(Provided text)
The cell below shows the same use of the `re.fullmatch` function as in the cell a few steps back, but now also shows how use of the function `boolean_match_result` converts the `Match` object into the value `True`. 

In [None]:
result = re.fullmatch("ab*","abb")
print("Result is: ", result)
print("Boolean result is: ", boolean_match_result(result))

The cell below shows the use of the `match_against_list` function, with the string `ab*` as the value for the parameter for `pattern_arg` and the list `["a", "ab", "abb", "b", "ba", "bba", "bab", "abbb"]` as the value for the parameter `list_arg`. It should, when run, return and print a list containing only the elements of the list which are in the language generated by `ab*`, namely `["a", "ab", "abb", "abbb"]`.

In [None]:
regular_expression = "ab*"
list_of_words = ["a", "ab", "abb", "b", "ba", "bba", "bab", "abbb"]
matching_word_list = match_against_list(regular_expression, list_of_words)
print(matching_word_list)

### Problems for you to practice with

**Problem 1.** Given the regular expression `b*aab*`, replace the string below that says CHANGEME with a length-5 word (a word containing 5 symbols) such that the output from running this cell is: `Boolean result is:  True` and `Word length is: 5`.


In [None]:
regular_expression = "b*aab*"
word = "CHANGEME"
print("Boolean result is: ", boolean_match_result(re.fullmatch(regular_expression,word)))
print("Word length is: ", len(word))

**Problem 2.** Given the regular expression `b*aab*`, come up with a list of five words, of any length, in the list `list_of_words`, such that all the words are in the language generated by the regular expression.  The cell will print the original list of words, the resulting list from matching against the regular expression, and then, whether or not the two lists are the same. 

*Big picture problem solving*: You are trying to come up with five words that are generated by the provided regular expression.


In [None]:
regular_expression = "b*aab*"
list_of_words = ["CHANGE","ME"]

matching_word_list = match_against_list(regular_expression, list_of_words)

print("Original list: ", list_of_words)
print("Result list: ", matching_word_list)
if (matching_word_list==list_of_words):
    print("All words in original list are in the language")
else:
    print("An error occurred - there were one or more words in the original list not in the language")

**Problem 3.** Consider the alphabet `{a,b}`.  The list in the cell below associated with the variable `list_of_words` contains all of the one and two symbol words over that alphabet (there are 6 such words).

(Data listing)
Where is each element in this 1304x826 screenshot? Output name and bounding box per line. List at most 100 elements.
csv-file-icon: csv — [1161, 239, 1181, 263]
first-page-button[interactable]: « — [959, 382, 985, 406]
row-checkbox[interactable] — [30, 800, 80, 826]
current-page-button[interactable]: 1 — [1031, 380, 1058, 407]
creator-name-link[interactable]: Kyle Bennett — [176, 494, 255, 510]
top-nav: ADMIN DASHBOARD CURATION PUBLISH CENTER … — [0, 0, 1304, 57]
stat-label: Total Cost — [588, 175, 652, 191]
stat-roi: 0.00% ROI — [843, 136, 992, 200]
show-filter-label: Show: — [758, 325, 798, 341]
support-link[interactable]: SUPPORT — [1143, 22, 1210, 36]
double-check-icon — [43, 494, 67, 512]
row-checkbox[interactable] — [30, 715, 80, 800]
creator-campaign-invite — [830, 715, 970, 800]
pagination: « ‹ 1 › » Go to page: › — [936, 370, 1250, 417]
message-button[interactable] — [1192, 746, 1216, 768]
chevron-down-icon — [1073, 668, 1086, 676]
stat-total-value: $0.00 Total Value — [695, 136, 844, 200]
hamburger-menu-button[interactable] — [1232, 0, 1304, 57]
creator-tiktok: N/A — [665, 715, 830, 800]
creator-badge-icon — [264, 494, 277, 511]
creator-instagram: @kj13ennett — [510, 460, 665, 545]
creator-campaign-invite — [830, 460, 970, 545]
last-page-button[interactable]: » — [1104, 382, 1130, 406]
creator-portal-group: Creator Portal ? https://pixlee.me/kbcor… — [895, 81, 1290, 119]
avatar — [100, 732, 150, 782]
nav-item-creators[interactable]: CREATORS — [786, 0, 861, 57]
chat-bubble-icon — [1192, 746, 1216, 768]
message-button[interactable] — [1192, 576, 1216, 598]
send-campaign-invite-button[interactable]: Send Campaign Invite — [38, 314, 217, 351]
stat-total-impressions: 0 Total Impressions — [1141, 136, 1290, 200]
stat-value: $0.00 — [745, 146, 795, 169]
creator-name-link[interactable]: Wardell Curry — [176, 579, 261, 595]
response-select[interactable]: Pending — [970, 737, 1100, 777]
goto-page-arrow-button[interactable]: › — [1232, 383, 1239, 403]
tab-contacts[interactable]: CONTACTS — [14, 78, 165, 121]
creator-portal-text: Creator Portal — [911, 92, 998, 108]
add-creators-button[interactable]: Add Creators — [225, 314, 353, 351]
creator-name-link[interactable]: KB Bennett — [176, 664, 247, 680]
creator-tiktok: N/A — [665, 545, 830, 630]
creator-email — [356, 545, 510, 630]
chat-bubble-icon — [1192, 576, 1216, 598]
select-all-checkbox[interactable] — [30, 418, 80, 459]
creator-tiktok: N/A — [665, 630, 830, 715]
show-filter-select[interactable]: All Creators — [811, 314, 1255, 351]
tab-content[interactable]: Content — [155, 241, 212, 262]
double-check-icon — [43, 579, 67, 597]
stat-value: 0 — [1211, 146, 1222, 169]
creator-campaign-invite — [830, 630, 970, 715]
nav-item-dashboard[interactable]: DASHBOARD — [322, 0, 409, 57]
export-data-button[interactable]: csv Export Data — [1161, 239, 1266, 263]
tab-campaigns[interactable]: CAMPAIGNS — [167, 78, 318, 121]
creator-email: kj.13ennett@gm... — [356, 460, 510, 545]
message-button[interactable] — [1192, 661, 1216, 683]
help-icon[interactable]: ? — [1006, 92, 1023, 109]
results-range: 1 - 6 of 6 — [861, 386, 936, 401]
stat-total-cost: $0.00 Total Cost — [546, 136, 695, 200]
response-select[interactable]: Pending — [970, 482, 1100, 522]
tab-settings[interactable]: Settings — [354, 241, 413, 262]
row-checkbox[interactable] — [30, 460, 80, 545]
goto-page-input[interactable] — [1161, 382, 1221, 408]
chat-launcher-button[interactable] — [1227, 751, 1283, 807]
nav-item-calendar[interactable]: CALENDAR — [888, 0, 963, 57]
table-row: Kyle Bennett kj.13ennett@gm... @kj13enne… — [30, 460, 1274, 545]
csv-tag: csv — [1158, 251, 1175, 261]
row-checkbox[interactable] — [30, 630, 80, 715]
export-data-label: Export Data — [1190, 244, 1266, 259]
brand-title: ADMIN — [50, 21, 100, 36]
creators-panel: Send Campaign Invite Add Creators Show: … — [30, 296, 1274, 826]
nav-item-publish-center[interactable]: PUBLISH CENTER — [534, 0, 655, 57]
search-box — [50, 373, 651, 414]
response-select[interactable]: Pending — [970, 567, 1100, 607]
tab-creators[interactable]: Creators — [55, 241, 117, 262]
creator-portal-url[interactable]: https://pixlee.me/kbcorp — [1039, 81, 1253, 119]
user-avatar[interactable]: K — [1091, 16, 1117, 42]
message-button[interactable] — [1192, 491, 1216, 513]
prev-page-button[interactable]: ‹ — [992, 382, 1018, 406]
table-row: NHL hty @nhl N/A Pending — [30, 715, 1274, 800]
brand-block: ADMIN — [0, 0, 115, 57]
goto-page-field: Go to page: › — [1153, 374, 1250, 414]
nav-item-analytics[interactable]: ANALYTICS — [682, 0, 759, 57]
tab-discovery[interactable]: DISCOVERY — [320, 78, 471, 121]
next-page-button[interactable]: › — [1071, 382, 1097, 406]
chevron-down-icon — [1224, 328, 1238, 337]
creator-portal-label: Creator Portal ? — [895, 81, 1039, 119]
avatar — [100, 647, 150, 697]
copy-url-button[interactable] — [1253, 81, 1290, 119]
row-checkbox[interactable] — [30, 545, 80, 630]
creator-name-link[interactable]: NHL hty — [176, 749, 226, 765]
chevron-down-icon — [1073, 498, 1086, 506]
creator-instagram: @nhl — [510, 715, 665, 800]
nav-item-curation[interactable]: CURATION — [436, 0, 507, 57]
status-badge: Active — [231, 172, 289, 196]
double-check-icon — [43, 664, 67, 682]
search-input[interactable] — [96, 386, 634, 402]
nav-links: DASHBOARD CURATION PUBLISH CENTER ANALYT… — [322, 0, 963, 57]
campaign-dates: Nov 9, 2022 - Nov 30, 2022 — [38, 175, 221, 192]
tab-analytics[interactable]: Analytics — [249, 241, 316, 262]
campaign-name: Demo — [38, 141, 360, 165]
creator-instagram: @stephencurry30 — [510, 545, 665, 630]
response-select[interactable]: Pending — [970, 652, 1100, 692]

(Task to carry out) How many one- and two-symbol words over the alphabet `{a,b}` does the regular expression exercise text say there are? These rows have no connection to the regular expression exercise text.

(Response) There are 6 such words.